_WRITTEN EXERCISE_
Without the pictures, reproduce the records that follow exactly.

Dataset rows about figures
## start

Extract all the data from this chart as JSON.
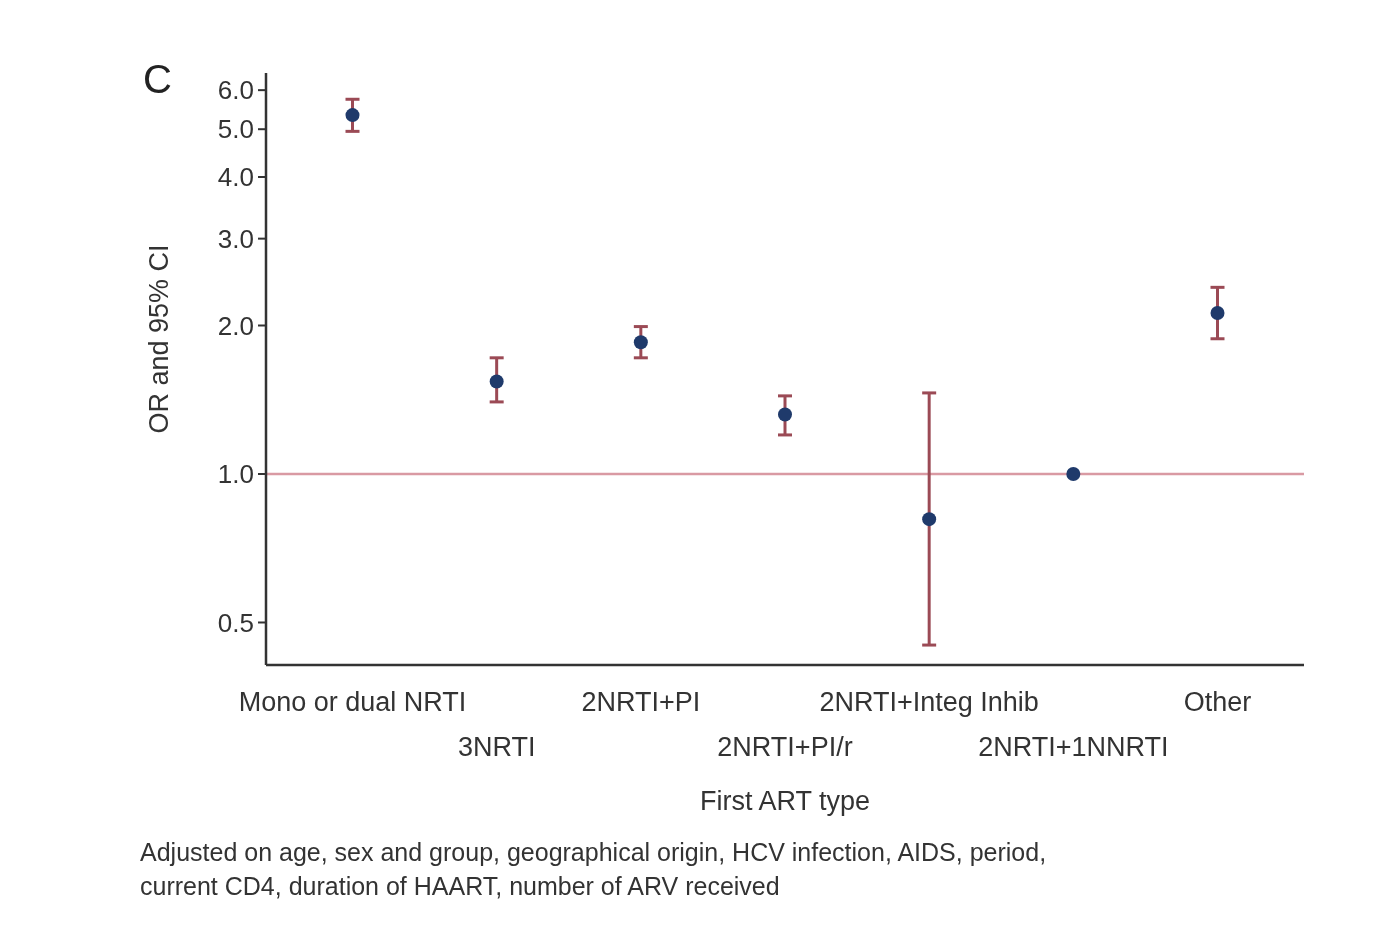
{
  "chart_data": {
    "type": "scatter",
    "title": "C",
    "xlabel": "First ART type",
    "ylabel": "OR and 95% CI",
    "categories": [
      "Mono or dual NRTI",
      "3NRTI",
      "2NRTI+PI",
      "2NRTI+PI/r",
      "2NRTI+Integ Inhib",
      "2NRTI+1NNRTI",
      "Other"
    ],
    "series": [
      {
        "color": "#1f3a6b",
        "values": [
          5.34,
          1.54,
          1.85,
          1.32,
          0.81,
          1.0,
          2.12
        ],
        "errors": [
          [
            4.95,
            5.75
          ],
          [
            1.4,
            1.72
          ],
          [
            1.72,
            1.99
          ],
          [
            1.2,
            1.44
          ],
          [
            0.45,
            1.46
          ],
          null,
          [
            1.88,
            2.39
          ]
        ]
      }
    ],
    "log": true,
    "ylim": [
      0.41,
      6.5
    ],
    "yticks": [
      {
        "value": 0.5,
        "label": "0.5"
      },
      {
        "value": 1,
        "label": "1.0"
      },
      {
        "value": 2,
        "label": "2.0"
      },
      {
        "value": 3,
        "label": "3.0"
      },
      {
        "value": 4,
        "label": "4.0"
      },
      {
        "value": 5,
        "label": "5.0"
      },
      {
        "value": 6,
        "label": "6.0"
      }
    ],
    "ref_lines": [
      {
        "axis": "y",
        "value": 1,
        "color": "#d99aa3"
      }
    ],
    "marker": "circle",
    "grid": false,
    "annotations": [
      "Adjusted on age, sex and group, geographical origin, HCV infection, AIDS, period,",
      "current CD4, duration of HAART, number of ARV received"
    ]
  }
}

## end

_ANSWER TO THE EXERCISE_
Extract all the data from this chart as JSON.
{
  "chart_data": {
    "type": "scatter",
    "title": "C",
    "xlabel": "First ART type",
    "ylabel": "OR and 95% CI",
    "categories": [
      "Mono or dual NRTI",
      "3NRTI",
      "2NRTI+PI",
      "2NRTI+PI/r",
      "2NRTI+Integ Inhib",
      "2NRTI+1NNRTI",
      "Other"
    ],
    "series": [
      {
        "color": "#1f3a6b",
        "values": [
          5.34,
          1.54,
          1.85,
          1.32,
          0.81,
          1.0,
          2.12
        ],
        "errors": [
          [
            4.95,
            5.75
          ],
          [
            1.4,
            1.72
          ],
          [
            1.72,
            1.99
          ],
          [
            1.2,
            1.44
          ],
          [
            0.45,
            1.46
          ],
          null,
          [
            1.88,
            2.39
          ]
        ]
      }
    ],
    "log": true,
    "ylim": [
      0.41,
      6.5
    ],
    "yticks": [
      {
        "value": 0.5,
        "label": "0.5"
      },
      {
        "value": 1,
        "label": "1.0"
      },
      {
        "value": 2,
        "label": "2.0"
      },
      {
        "value": 3,
        "label": "3.0"
      },
      {
        "value": 4,
        "label": "4.0"
      },
      {
        "value": 5,
        "label": "5.0"
      },
      {
        "value": 6,
        "label": "6.0"
      }
    ],
    "ref_lines": [
      {
        "axis": "y",
        "value": 1,
        "color": "#d99aa3"
      }
    ],
    "marker": "circle",
    "grid": false,
    "annotations": [
      "Adjusted on age, sex and group, geographical origin, HCV infection, AIDS, period,",
      "current CD4, duration of HAART, number of ARV received"
    ]
  }
}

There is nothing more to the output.